[Start of Attachment]
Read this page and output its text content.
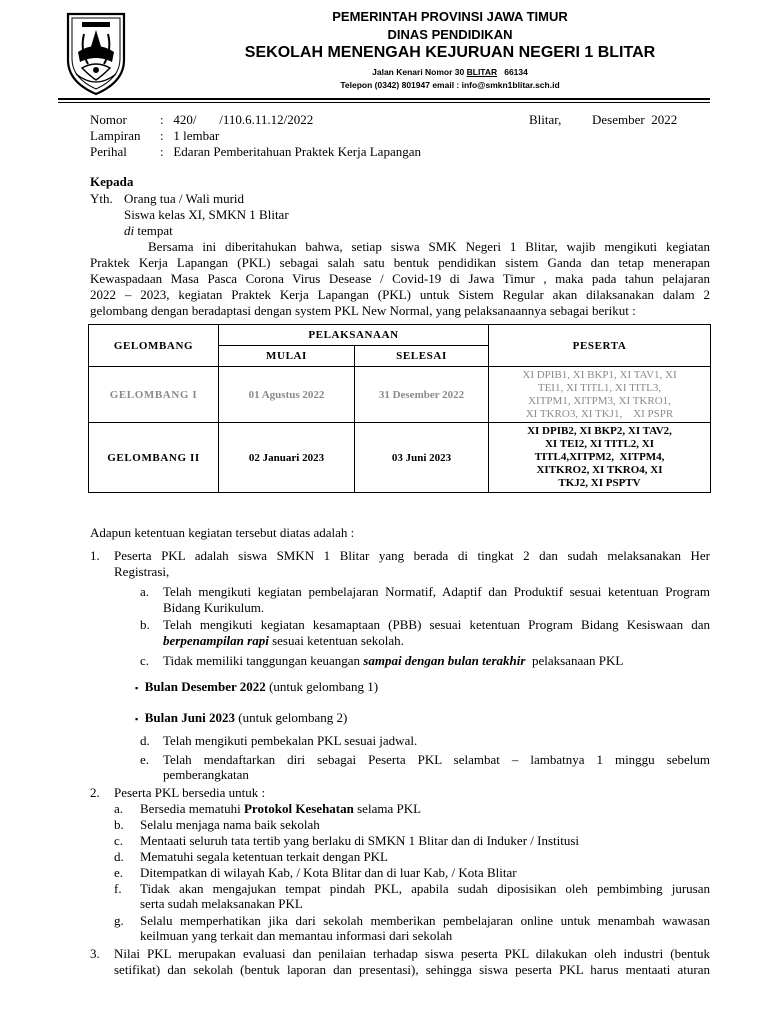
PEMERINTAH PROVINSI JAWA TIMUR
DINAS PENDIDIKAN
SEKOLAH MENENGAH KEJURUAN NEGERI 1 BLITAR
Jalan Kenari Nomor 30 BLITAR   66134
Telepon (0342) 801947 email : info@smkn1blitar.sch.id
Nomor	:   420/       /110.6.11.12/2022	Blitar, Desember  2022
Lampiran :   1 lembar
Perihal	:   Edaran Pemberitahuan Praktek Kerja Lapangan
Kepada
Yth. Orang tua / Wali murid
Siswa kelas XI, SMKN 1 Blitar
di tempat
Bersama ini diberitahukan bahwa, setiap siswa SMK Negeri 1 Blitar, wajib mengikuti kegiatan
Praktek Kerja Lapangan (PKL) sebagai salah satu bentuk pendidikan sistem Ganda dan tetap menerapan
Kewaspadaan Masa Pasca Corona Virus Desease / Covid-19 di Jawa Timur , maka pada tahun pelajaran
2022 – 2023, kegiatan Praktek Kerja Lapangan (PKL) untuk Sistem Regular akan dilaksanakan dalam 2
gelombang dengan beradaptasi dengan system PKL New Normal, yang pelaksanaannya sebagai berikut :
GELOMBANG	PELAKSANAAN		PESERTA
	MULAI	SELESAI	
GELOMBANG I	01 Agustus 2022	31 Desember 2022	XI DPIB1, XI BKP1, XI TAV1, XI
TEI1, XI TITL1, XI TITL3,
XITPM1, XITPM3, XI TKRO1,
XI TKRO3, XI TKJ1,    XI PSPR

GELOMBANG II	02 Januari 2023	03 Juni 2023	XI DPIB2, XI BKP2, XI TAV2,
XI TEI2, XI TITL2, XI
TITL4,XITPM2,  XITPM4,
XITKRO2, XI TKRO4, XI
TKJ2, XI PSPTV
Adapun ketentuan kegiatan tersebut diatas adalah :
1. Peserta PKL adalah siswa SMKN 1 Blitar yang berada di tingkat 2 dan sudah melaksanakan Her
Registrasi,
a. Telah mengikuti kegiatan pembelajaran Normatif, Adaptif dan Produktif sesuai ketentuan Program
Bidang Kurikulum.
b. Telah mengikuti kegiatan kesamaptaan (PBB) sesuai ketentuan Program Bidang Kesiswaan dan
berpenampilan rapi sesuai ketentuan sekolah.
c. Tidak memiliki tanggungan keuangan sampai dengan bulan terakhir  pelaksanaan PKL
▪ Bulan Desember 2022 (untuk gelombang 1)
▪ Bulan Juni 2023 (untuk gelombang 2)
d. Telah mengikuti pembekalan PKL sesuai jadwal.
e. Telah mendaftarkan diri sebagai Peserta PKL selambat – lambatnya 1 minggu sebelum
pemberangkatan
2. Peserta PKL bersedia untuk :
a. Bersedia mematuhi Protokol Kesehatan selama PKL
b. Selalu menjaga nama baik sekolah
c. Mentaati seluruh tata tertib yang berlaku di SMKN 1 Blitar dan di Induker / Institusi
d. Mematuhi segala ketentuan terkait dengan PKL
e. Ditempatkan di wilayah Kab, / Kota Blitar dan di luar Kab, / Kota Blitar
f. Tidak akan mengajukan tempat pindah PKL, apabila sudah diposisikan oleh pembimbing jurusan
serta sudah melaksanakan PKL
g. Selalu memperhatikan jika dari sekolah memberikan pembelajaran online untuk menambah wawasan
keilmuan yang terkait dan memantau informasi dari sekolah
3. Nilai PKL merupakan evaluasi dan penilaian terhadap siswa peserta PKL dilakukan oleh industri (bentuk
setifikat) dan sekolah (bentuk laporan dan presentasi), sehingga siswa peserta PKL harus mentaati aturan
[End of Attachment]
The data needs to be reproduced exactly, please, apart from its pictures.

Read this page and output its text content.
PEMERINTAH PROVINSI JAWA TIMUR
DINAS PENDIDIKAN
SEKOLAH MENENGAH KEJURUAN NEGERI 1 BLITAR
Jalan Kenari Nomor 30 BLITAR   66134
Telepon (0342) 801947 email : info@smkn1blitar.sch.id
Nomor	:   420/       /110.6.11.12/2022	Blitar, Desember  2022
Lampiran :   1 lembar
Perihal	:   Edaran Pemberitahuan Praktek Kerja Lapangan
Kepada
Yth. Orang tua / Wali murid
Siswa kelas XI, SMKN 1 Blitar
di tempat
Bersama ini diberitahukan bahwa, setiap siswa SMK Negeri 1 Blitar, wajib mengikuti kegiatan
Praktek Kerja Lapangan (PKL) sebagai salah satu bentuk pendidikan sistem Ganda dan tetap menerapan
Kewaspadaan Masa Pasca Corona Virus Desease / Covid-19 di Jawa Timur , maka pada tahun pelajaran
2022 – 2023, kegiatan Praktek Kerja Lapangan (PKL) untuk Sistem Regular akan dilaksanakan dalam 2
gelombang dengan beradaptasi dengan system PKL New Normal, yang pelaksanaannya sebagai berikut :
GELOMBANG	PELAKSANAAN		PESERTA
	MULAI	SELESAI	
GELOMBANG I	01 Agustus 2022	31 Desember 2022	XI DPIB1, XI BKP1, XI TAV1, XI
TEI1, XI TITL1, XI TITL3,
XITPM1, XITPM3, XI TKRO1,
XI TKRO3, XI TKJ1,    XI PSPR

GELOMBANG II	02 Januari 2023	03 Juni 2023	XI DPIB2, XI BKP2, XI TAV2,
XI TEI2, XI TITL2, XI
TITL4,XITPM2,  XITPM4,
XITKRO2, XI TKRO4, XI
TKJ2, XI PSPTV
Adapun ketentuan kegiatan tersebut diatas adalah :
1. Peserta PKL adalah siswa SMKN 1 Blitar yang berada di tingkat 2 dan sudah melaksanakan Her
Registrasi,
a. Telah mengikuti kegiatan pembelajaran Normatif, Adaptif dan Produktif sesuai ketentuan Program
Bidang Kurikulum.
b. Telah mengikuti kegiatan kesamaptaan (PBB) sesuai ketentuan Program Bidang Kesiswaan dan
berpenampilan rapi sesuai ketentuan sekolah.
c. Tidak memiliki tanggungan keuangan sampai dengan bulan terakhir  pelaksanaan PKL
▪ Bulan Desember 2022 (untuk gelombang 1)
▪ Bulan Juni 2023 (untuk gelombang 2)
d. Telah mengikuti pembekalan PKL sesuai jadwal.
e. Telah mendaftarkan diri sebagai Peserta PKL selambat – lambatnya 1 minggu sebelum
pemberangkatan
2. Peserta PKL bersedia untuk :
a. Bersedia mematuhi Protokol Kesehatan selama PKL
b. Selalu menjaga nama baik sekolah
c. Mentaati seluruh tata tertib yang berlaku di SMKN 1 Blitar dan di Induker / Institusi
d. Mematuhi segala ketentuan terkait dengan PKL
e. Ditempatkan di wilayah Kab, / Kota Blitar dan di luar Kab, / Kota Blitar
f. Tidak akan mengajukan tempat pindah PKL, apabila sudah diposisikan oleh pembimbing jurusan
serta sudah melaksanakan PKL
g. Selalu memperhatikan jika dari sekolah memberikan pembelajaran online untuk menambah wawasan
keilmuan yang terkait dan memantau informasi dari sekolah
3. Nilai PKL merupakan evaluasi dan penilaian terhadap siswa peserta PKL dilakukan oleh industri (bentuk
setifikat) dan sekolah (bentuk laporan dan presentasi), sehingga siswa peserta PKL harus mentaati aturan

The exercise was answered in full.